(Stored items)
* Begin *
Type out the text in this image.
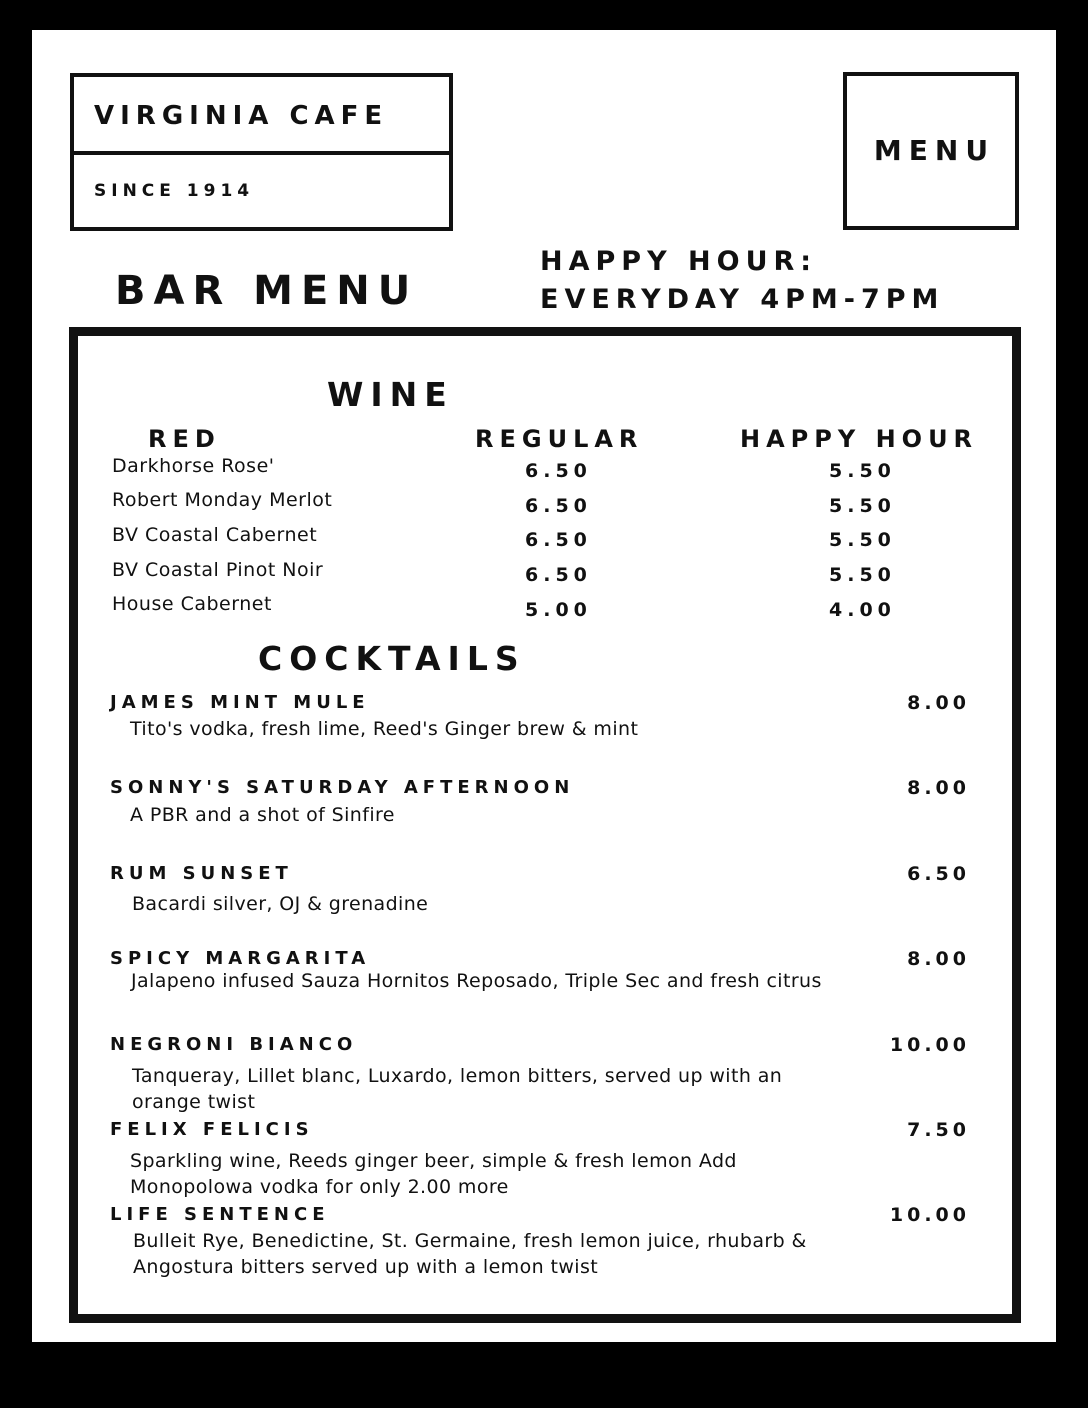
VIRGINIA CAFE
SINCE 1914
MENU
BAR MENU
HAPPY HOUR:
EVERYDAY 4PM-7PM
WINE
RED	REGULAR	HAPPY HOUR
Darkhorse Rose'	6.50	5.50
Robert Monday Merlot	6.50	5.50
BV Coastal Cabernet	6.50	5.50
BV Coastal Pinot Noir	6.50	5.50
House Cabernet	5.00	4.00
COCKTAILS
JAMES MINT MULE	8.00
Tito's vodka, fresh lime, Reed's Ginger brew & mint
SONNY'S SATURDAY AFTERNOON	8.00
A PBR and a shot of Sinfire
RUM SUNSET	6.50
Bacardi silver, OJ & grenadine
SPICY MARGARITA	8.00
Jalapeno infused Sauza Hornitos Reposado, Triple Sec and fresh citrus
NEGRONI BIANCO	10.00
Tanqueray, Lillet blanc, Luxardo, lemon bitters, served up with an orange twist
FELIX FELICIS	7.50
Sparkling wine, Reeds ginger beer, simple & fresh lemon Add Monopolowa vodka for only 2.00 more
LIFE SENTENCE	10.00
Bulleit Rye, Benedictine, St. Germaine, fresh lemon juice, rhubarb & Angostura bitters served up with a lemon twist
* End *
--- Requirement ---
Return all of the data exactly as written, and drop the pictures.

--- Output below ---
Type out the text in this image.
VIRGINIA CAFE
SINCE 1914
MENU
BAR MENU
HAPPY HOUR:
EVERYDAY 4PM-7PM
WINE
RED	REGULAR	HAPPY HOUR
Darkhorse Rose'	6.50	5.50
Robert Monday Merlot	6.50	5.50
BV Coastal Cabernet	6.50	5.50
BV Coastal Pinot Noir	6.50	5.50
House Cabernet	5.00	4.00
COCKTAILS
JAMES MINT MULE	8.00
Tito's vodka, fresh lime, Reed's Ginger brew & mint
SONNY'S SATURDAY AFTERNOON	8.00
A PBR and a shot of Sinfire
RUM SUNSET	6.50
Bacardi silver, OJ & grenadine
SPICY MARGARITA	8.00
Jalapeno infused Sauza Hornitos Reposado, Triple Sec and fresh citrus
NEGRONI BIANCO	10.00
Tanqueray, Lillet blanc, Luxardo, lemon bitters, served up with an orange twist
FELIX FELICIS	7.50
Sparkling wine, Reeds ginger beer, simple & fresh lemon Add Monopolowa vodka for only 2.00 more
LIFE SENTENCE	10.00
Bulleit Rye, Benedictine, St. Germaine, fresh lemon juice, rhubarb & Angostura bitters served up with a lemon twist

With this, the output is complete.